Entries taken from a collection:
━━━━━━━━━━━━━━━━━━━━
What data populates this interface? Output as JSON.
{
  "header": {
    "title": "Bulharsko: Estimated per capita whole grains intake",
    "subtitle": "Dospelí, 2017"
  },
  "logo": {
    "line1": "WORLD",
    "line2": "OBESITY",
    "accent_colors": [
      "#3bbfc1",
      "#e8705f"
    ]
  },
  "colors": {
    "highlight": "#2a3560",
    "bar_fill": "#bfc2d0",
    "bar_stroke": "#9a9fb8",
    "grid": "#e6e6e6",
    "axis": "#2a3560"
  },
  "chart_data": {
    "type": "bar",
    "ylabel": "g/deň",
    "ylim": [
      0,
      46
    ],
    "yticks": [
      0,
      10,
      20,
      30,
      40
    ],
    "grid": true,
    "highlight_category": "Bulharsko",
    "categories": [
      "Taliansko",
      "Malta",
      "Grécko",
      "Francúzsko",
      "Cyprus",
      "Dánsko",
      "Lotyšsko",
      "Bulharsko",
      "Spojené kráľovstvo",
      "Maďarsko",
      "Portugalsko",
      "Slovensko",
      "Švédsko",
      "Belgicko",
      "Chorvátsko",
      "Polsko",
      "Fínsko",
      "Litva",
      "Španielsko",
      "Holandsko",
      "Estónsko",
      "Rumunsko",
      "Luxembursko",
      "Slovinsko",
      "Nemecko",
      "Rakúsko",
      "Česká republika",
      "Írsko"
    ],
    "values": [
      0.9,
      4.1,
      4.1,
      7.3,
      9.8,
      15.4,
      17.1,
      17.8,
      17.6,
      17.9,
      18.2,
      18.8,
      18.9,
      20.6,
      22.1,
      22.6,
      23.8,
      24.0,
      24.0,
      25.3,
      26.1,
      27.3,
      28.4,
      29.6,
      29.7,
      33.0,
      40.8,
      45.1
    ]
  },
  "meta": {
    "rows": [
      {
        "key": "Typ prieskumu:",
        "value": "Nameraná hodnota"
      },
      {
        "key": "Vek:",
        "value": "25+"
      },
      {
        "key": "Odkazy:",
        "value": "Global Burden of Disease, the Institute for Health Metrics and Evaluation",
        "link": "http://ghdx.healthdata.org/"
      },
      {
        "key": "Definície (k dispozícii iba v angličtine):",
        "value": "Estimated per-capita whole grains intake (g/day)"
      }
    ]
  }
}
━━━━━━━━━━━━━━━━━━━━
Problem to solve: Give all the records again. Match them exactly.

Task result:
What data populates this interface? Output as JSON.
{
  "header": {
    "title": "Bulharsko: Estimated per capita whole grains intake",
    "subtitle": "Dospelí, 2017"
  },
  "logo": {
    "line1": "WORLD",
    "line2": "OBESITY",
    "accent_colors": [
      "#3bbfc1",
      "#e8705f"
    ]
  },
  "colors": {
    "highlight": "#2a3560",
    "bar_fill": "#bfc2d0",
    "bar_stroke": "#9a9fb8",
    "grid": "#e6e6e6",
    "axis": "#2a3560"
  },
  "chart_data": {
    "type": "bar",
    "ylabel": "g/deň",
    "ylim": [
      0,
      46
    ],
    "yticks": [
      0,
      10,
      20,
      30,
      40
    ],
    "grid": true,
    "highlight_category": "Bulharsko",
    "categories": [
      "Taliansko",
      "Malta",
      "Grécko",
      "Francúzsko",
      "Cyprus",
      "Dánsko",
      "Lotyšsko",
      "Bulharsko",
      "Spojené kráľovstvo",
      "Maďarsko",
      "Portugalsko",
      "Slovensko",
      "Švédsko",
      "Belgicko",
      "Chorvátsko",
      "Polsko",
      "Fínsko",
      "Litva",
      "Španielsko",
      "Holandsko",
      "Estónsko",
      "Rumunsko",
      "Luxembursko",
      "Slovinsko",
      "Nemecko",
      "Rakúsko",
      "Česká republika",
      "Írsko"
    ],
    "values": [
      0.9,
      4.1,
      4.1,
      7.3,
      9.8,
      15.4,
      17.1,
      17.8,
      17.6,
      17.9,
      18.2,
      18.8,
      18.9,
      20.6,
      22.1,
      22.6,
      23.8,
      24.0,
      24.0,
      25.3,
      26.1,
      27.3,
      28.4,
      29.6,
      29.7,
      33.0,
      40.8,
      45.1
    ]
  },
  "meta": {
    "rows": [
      {
        "key": "Typ prieskumu:",
        "value": "Nameraná hodnota"
      },
      {
        "key": "Vek:",
        "value": "25+"
      },
      {
        "key": "Odkazy:",
        "value": "Global Burden of Disease, the Institute for Health Metrics and Evaluation",
        "link": "http://ghdx.healthdata.org/"
      },
      {
        "key": "Definície (k dispozícii iba v angličtine):",
        "value": "Estimated per-capita whole grains intake (g/day)"
      }
    ]
  }
}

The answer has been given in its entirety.